My attorney's letter made four straightforward requests to the Select Board:

  1. Designate Scott Road a Safety Zone with a 20 mph speed limit — consistent with similar designations elsewhere in town — to protect senior residents, horses, and pedestrians.
  2. Restrict commercial vehicle traffic, given that Route 7 is a short distance away and there is no legitimate reason for trucks to use this narrow road.
  3. Enforce existing traffic laws consistently and equally, as there have been repeated incidents of vehicles speeding and endangering residents.
  4. Cease further widening or improvement efforts that would alter the road's historical layout and rural character. (Added when the DPW continued to do so with the paving of Scott Road South End.)

These are not radical requests. They are the kinds of things any engaged property owner might bring to their local government.


A Little History Worth Knowing

Scott Road carries more than four centuries of history. Historical records* show it began as a Native American path and later became the original route between Great Barrington and Bennington, Vermont. For over sixty years, the land around this single‑lane dirt road has been maintained and mowed as part of the working farm it crosses.

Commitment here runs deeper than ownership. Dr. Alexander Drescher, the family's patriarch, served the community as its pediatrician for more than 20 years, led Pediatrics and then Psychiatry at Pittsfield General (now BMC), and chaired the Mt. Greylock Regional School Board. The family is rooted in service, not merely in residence.

That service continues at Musicwoods Farm. As the recipient of the MGRHS 1977 Berkshire Symphony Music Award, I carry forward that legacy of artistic support. In honor of my parents, I have continued to fund the Prize for Art at Mt. Greylock — now the Aline and Alexander Drescher Prize, supported for more than twenty years and now sustained for the years ahead.

Stewardship of this land — including the 300‑year history of the Hall Tavern site, predating the town's incorporation in 1765 — remains the farm's first obligation, and everything else follows from that.

"Historic ways like Scott Road are an asset to towns like Lanesborough and Mr. Drescher hopes to see it preserved with common sense measures."

— Shatz, Schwartz and Fentin, letter to the Lanesborough Select Board, May 4, 2026


What Happened Next

Coming in Part 2: The Director of the DPW admitted in a public meeting that he drove the loader that damaged my trees, roots, fencing, and cameras. After my attorney's letter reached the Select Board, he arrived at my home with a police officer — and announced during that visit that he had just been appointed Tree Warden and he would "Gravel (Mill) the road and add pullouts"  There's more!

These are not minor administrative oversights. They are a pattern.


What do you think?

Are the laws and bylaws applied without bias here in Lanesborough?
(Ask Second Drop Farm. [link to iBerkshires Story])

◆ **Dataset**:
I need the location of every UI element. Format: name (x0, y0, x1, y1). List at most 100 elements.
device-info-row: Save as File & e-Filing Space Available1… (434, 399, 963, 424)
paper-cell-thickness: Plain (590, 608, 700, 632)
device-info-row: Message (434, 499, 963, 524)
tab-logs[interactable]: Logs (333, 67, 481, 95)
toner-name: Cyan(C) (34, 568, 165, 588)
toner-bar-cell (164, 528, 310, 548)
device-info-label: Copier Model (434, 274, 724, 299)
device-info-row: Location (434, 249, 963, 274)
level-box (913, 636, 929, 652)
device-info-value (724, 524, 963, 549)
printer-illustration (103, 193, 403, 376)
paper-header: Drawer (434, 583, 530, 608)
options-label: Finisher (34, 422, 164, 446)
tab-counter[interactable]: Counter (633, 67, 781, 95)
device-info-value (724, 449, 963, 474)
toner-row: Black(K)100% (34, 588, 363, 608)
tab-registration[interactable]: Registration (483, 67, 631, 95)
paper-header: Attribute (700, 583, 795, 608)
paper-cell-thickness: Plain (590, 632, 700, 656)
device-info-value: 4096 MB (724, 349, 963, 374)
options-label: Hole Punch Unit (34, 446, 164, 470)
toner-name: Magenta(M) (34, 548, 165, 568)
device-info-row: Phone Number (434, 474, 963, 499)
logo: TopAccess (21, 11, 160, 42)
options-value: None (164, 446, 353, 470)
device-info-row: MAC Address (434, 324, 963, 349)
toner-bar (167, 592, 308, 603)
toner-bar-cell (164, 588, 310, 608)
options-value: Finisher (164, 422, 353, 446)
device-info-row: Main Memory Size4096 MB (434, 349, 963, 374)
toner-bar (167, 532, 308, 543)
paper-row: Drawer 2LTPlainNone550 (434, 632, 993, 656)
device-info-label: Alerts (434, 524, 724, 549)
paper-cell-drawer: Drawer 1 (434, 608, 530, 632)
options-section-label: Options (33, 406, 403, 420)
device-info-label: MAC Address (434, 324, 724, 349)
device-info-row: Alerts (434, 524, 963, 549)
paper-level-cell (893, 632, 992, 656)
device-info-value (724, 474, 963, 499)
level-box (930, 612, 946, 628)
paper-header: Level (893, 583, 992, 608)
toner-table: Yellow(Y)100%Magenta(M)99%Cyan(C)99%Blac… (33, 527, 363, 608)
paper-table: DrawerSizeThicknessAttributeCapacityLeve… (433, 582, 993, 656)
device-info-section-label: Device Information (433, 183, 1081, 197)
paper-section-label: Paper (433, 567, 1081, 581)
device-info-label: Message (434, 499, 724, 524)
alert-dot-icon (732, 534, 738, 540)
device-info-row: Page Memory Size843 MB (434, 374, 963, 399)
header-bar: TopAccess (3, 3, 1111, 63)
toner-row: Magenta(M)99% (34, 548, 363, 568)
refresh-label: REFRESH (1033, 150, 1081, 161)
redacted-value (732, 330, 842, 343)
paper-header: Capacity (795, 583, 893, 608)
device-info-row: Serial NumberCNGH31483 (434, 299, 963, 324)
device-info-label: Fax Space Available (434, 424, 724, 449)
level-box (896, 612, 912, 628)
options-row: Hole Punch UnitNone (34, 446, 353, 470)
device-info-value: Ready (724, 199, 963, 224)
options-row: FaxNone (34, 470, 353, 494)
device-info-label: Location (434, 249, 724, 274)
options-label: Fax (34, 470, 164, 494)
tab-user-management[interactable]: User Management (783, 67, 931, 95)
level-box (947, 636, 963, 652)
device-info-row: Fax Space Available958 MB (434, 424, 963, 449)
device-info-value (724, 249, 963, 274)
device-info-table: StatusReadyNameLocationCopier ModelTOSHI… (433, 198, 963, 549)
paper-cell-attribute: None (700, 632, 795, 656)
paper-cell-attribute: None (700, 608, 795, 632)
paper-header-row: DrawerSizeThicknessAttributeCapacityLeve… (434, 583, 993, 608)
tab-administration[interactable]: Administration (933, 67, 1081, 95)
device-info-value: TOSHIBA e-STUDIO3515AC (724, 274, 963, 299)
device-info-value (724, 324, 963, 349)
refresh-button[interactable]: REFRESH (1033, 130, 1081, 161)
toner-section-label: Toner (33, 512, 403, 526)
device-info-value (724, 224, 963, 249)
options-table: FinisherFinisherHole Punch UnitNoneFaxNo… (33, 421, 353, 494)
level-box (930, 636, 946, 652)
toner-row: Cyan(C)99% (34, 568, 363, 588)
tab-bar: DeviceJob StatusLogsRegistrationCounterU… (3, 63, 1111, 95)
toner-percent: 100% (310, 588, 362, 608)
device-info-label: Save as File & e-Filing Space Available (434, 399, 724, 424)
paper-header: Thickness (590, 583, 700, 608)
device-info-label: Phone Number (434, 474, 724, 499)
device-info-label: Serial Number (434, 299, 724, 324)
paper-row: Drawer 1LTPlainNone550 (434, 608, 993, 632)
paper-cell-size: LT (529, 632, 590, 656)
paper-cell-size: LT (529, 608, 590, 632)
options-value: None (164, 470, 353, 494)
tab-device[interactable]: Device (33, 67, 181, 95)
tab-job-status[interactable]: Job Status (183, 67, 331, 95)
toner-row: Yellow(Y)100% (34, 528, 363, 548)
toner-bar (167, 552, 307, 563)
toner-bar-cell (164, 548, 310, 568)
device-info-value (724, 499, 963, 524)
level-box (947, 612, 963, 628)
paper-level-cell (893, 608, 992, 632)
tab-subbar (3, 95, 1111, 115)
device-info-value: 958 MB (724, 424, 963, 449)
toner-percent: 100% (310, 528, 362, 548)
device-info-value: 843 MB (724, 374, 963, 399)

◆ **Work to complete**: Reproduce word for word the passage of the Scott Road text that opens with the words containing "2. Restrict commercial" and closes with "Road South End.)".

◆ **Written response**:
2. Restrict commercial vehicle traffic, given that Route 7 is a short distance away and there is no legitimate reason for trucks to use this narrow road.
  3. Enforce existing traffic laws consistently and equally, as there have been repeated incidents of vehicles speeding and endangering residents.
  4. Cease further widening or improvement efforts that would alter the road's historical layout and rural character. (Added when the DPW continued to do so with the paving of Scott Road South End.)